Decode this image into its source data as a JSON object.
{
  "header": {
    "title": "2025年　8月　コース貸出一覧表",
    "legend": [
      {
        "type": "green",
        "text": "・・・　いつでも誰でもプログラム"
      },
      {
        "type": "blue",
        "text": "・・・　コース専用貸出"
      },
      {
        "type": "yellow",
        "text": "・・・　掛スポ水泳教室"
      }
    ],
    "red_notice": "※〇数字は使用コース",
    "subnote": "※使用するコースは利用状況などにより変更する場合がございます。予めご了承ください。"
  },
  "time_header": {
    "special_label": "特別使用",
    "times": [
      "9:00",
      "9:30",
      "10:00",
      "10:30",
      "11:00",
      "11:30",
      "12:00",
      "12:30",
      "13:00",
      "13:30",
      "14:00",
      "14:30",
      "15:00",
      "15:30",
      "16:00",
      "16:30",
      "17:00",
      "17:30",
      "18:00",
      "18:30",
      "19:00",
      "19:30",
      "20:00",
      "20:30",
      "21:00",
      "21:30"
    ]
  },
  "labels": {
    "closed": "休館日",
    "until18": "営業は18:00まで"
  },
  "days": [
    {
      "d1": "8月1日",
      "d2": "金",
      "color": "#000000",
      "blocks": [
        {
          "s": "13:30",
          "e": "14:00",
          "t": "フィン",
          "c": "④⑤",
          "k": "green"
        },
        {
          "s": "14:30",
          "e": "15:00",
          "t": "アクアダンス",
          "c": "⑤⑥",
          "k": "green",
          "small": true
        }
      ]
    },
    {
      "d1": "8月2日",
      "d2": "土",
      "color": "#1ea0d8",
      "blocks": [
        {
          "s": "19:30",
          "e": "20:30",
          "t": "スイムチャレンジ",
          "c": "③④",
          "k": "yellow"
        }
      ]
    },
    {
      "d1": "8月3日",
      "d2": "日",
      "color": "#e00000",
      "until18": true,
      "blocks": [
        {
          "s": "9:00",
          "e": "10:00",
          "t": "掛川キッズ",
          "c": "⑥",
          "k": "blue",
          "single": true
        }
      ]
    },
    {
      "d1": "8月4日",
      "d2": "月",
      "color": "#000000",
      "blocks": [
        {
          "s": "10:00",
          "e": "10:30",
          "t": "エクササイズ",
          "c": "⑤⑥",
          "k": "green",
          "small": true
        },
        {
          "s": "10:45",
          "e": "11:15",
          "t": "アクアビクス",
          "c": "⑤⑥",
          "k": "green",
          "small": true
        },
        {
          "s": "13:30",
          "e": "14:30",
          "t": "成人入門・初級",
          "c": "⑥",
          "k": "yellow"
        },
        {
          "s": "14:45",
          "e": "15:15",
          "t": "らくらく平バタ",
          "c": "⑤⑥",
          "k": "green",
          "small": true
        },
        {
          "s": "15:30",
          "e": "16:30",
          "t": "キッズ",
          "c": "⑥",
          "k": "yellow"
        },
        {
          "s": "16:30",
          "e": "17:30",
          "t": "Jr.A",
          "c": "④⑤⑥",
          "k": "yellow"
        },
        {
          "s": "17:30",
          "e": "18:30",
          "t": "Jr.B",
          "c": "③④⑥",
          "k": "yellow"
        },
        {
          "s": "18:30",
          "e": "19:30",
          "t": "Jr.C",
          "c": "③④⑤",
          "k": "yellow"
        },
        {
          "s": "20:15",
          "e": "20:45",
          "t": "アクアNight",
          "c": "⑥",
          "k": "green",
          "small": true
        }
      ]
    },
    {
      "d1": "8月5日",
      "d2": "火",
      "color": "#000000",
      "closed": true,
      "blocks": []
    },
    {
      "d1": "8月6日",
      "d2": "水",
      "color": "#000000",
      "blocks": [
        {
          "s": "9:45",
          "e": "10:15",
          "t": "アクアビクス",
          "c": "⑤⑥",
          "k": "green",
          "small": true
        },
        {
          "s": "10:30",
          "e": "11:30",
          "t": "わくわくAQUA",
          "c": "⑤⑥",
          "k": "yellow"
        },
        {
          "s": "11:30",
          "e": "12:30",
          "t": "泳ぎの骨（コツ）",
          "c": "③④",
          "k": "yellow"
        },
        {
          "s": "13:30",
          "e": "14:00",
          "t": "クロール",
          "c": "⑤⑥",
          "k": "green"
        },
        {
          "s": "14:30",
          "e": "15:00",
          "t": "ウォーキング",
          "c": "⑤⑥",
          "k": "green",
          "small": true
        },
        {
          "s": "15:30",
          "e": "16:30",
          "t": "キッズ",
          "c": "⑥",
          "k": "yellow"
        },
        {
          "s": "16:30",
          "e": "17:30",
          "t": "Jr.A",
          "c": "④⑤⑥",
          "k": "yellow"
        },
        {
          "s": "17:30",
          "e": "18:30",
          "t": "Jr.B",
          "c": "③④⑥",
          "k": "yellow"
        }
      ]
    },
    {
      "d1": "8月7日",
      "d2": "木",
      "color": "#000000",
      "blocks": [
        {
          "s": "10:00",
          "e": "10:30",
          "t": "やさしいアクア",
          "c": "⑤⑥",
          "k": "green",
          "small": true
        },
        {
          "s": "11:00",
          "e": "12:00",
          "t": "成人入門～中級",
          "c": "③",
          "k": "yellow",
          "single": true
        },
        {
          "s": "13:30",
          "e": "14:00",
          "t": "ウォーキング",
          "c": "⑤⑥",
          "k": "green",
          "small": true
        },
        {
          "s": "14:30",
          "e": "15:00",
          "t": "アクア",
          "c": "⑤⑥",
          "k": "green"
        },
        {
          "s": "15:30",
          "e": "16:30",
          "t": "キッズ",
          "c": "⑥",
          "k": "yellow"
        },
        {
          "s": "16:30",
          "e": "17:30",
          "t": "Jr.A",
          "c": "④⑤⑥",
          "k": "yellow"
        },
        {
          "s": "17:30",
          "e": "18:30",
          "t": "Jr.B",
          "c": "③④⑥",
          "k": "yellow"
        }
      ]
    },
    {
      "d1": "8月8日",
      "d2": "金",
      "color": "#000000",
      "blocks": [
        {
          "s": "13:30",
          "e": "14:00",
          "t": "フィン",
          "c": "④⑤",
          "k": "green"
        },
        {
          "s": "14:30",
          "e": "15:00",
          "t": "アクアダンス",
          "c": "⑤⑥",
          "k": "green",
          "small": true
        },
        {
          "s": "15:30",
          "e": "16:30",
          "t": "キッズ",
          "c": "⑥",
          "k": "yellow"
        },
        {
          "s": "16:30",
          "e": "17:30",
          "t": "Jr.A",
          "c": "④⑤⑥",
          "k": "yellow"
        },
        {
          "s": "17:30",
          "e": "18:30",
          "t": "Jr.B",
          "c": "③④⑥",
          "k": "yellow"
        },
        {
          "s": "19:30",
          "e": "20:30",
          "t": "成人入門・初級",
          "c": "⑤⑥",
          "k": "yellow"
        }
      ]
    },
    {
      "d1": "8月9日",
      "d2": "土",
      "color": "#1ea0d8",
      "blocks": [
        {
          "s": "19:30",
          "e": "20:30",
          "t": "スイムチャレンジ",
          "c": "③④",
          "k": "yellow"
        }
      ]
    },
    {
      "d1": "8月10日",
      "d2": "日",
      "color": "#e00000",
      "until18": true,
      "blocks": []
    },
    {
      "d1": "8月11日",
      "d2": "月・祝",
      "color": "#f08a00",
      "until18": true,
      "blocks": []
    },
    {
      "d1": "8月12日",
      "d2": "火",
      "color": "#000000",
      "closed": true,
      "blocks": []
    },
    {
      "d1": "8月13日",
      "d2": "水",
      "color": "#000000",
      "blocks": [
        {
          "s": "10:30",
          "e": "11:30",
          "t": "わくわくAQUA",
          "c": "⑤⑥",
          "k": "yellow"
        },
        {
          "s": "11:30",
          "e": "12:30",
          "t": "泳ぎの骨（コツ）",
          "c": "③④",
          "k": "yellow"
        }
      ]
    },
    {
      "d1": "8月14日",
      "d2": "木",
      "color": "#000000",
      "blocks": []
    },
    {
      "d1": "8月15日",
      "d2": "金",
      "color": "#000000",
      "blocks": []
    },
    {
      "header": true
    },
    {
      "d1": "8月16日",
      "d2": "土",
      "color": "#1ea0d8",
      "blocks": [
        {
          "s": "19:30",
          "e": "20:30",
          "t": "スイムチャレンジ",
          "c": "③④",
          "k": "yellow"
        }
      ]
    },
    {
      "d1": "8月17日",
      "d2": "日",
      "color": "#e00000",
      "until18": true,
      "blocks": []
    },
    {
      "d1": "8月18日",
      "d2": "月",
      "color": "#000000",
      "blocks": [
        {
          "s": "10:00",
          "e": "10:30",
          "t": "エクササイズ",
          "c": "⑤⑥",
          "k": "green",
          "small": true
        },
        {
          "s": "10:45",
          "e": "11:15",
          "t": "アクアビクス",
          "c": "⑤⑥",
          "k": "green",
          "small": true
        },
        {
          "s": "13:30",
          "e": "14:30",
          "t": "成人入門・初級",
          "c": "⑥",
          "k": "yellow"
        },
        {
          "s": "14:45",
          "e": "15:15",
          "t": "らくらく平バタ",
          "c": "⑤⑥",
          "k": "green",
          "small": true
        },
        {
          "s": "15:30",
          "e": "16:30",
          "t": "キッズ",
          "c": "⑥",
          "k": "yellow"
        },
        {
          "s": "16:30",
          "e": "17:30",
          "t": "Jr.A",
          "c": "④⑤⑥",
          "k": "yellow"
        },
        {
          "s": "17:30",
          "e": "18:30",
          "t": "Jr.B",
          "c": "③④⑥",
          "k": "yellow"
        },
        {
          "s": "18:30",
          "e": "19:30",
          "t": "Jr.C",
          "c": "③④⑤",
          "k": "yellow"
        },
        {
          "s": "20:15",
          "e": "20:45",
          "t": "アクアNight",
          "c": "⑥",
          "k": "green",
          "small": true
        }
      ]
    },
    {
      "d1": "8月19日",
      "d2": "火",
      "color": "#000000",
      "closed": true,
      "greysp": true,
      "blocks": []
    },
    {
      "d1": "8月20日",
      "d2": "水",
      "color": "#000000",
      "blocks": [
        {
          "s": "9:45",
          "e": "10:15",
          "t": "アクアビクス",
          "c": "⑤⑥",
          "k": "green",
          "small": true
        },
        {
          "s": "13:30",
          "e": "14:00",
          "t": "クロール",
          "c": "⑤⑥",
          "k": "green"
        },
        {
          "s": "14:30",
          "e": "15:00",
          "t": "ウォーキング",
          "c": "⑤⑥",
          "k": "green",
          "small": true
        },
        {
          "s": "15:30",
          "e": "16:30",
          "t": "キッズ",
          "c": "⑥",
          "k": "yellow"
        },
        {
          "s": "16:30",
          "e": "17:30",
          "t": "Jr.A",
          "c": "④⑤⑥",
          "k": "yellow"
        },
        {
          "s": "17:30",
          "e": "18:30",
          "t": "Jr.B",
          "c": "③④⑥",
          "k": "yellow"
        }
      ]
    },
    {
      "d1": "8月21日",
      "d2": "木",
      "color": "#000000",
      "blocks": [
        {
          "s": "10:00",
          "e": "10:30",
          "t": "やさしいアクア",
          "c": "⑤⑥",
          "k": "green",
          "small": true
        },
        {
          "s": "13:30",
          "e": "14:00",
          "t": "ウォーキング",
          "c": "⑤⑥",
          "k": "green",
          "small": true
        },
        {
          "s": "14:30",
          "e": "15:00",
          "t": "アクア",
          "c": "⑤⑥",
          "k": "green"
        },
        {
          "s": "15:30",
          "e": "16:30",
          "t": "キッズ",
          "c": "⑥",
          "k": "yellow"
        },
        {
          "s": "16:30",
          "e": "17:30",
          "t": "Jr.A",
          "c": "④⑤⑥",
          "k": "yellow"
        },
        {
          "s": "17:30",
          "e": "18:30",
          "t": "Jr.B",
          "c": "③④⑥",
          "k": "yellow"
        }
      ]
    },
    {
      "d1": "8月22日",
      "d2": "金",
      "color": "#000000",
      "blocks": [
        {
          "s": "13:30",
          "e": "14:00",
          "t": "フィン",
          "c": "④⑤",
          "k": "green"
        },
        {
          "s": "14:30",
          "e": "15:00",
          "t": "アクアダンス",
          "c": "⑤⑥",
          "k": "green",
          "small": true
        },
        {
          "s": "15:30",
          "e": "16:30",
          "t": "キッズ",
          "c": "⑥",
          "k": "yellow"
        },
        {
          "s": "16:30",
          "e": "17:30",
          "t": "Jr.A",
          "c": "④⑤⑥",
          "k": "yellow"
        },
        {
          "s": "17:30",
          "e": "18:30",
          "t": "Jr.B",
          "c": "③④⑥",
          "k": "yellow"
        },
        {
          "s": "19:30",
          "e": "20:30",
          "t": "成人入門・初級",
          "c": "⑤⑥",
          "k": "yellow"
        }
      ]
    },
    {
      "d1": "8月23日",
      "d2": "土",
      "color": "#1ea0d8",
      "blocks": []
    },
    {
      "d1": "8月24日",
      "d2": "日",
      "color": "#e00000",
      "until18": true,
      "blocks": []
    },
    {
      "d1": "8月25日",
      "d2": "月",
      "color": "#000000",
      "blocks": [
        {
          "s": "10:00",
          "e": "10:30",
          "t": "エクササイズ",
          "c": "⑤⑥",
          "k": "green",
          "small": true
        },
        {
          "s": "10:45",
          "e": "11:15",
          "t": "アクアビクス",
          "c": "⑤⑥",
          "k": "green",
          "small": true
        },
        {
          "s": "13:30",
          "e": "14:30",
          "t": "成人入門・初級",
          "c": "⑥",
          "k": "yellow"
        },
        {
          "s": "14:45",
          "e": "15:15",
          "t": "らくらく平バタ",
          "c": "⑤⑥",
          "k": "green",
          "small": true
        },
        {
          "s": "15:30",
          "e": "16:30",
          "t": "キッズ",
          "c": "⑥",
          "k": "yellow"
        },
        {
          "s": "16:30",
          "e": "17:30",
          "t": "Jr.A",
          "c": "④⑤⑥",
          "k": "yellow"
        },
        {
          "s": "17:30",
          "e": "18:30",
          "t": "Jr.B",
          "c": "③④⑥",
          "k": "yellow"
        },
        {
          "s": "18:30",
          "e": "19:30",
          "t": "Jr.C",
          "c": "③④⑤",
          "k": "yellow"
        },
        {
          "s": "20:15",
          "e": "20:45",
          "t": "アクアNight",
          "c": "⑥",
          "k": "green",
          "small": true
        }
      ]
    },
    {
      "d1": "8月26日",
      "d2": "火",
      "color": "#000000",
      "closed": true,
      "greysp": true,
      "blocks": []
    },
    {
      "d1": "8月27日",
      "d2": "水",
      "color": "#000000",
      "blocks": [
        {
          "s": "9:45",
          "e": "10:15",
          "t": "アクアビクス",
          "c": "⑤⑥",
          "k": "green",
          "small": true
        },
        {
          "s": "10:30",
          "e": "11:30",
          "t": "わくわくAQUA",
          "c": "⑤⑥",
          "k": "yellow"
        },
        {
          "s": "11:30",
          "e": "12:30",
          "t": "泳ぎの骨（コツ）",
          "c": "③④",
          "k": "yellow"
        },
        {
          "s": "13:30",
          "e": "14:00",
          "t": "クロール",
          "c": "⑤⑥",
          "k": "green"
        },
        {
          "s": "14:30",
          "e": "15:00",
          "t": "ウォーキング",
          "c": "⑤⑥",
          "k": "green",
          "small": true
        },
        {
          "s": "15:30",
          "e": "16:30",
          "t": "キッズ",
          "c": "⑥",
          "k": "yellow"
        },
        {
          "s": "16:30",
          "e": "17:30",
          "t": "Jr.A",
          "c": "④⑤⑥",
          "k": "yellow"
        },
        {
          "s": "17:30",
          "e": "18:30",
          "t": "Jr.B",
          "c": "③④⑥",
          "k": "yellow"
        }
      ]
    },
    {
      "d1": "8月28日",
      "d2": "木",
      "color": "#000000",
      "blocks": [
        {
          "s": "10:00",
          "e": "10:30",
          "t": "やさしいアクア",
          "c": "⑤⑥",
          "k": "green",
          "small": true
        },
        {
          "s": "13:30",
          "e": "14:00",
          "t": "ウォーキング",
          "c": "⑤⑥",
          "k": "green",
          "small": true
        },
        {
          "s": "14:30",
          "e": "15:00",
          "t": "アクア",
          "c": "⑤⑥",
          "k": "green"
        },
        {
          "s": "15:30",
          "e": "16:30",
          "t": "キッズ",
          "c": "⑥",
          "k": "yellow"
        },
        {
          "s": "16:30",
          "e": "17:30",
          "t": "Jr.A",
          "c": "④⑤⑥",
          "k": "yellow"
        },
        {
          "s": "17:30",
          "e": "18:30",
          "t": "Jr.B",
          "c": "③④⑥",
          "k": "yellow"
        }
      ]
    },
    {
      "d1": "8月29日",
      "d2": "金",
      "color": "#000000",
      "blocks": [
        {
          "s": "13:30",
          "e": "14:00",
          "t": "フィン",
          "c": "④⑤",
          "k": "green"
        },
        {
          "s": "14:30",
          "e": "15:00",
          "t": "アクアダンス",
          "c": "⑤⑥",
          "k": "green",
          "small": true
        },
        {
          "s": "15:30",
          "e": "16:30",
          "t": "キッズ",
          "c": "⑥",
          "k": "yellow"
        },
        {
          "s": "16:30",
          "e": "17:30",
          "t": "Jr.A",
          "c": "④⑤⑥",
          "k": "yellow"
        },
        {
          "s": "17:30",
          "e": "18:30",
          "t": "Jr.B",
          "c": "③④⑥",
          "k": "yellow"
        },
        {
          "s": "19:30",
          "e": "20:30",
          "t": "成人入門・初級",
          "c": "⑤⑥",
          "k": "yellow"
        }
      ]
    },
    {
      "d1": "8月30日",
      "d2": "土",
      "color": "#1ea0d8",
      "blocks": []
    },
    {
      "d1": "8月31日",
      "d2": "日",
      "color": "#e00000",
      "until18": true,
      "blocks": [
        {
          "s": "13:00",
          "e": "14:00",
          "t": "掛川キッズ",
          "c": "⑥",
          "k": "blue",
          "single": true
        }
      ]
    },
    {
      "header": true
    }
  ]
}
|---|
■ OBJECTIVE
Gather and return every line that holds the string "text".

■ PROBLEM SOLUTION
        "text": "・・・　いつでも誰でもプログラム"
        "text": "・・・　コース専用貸出"
        "text": "・・・　掛スポ水泳教室"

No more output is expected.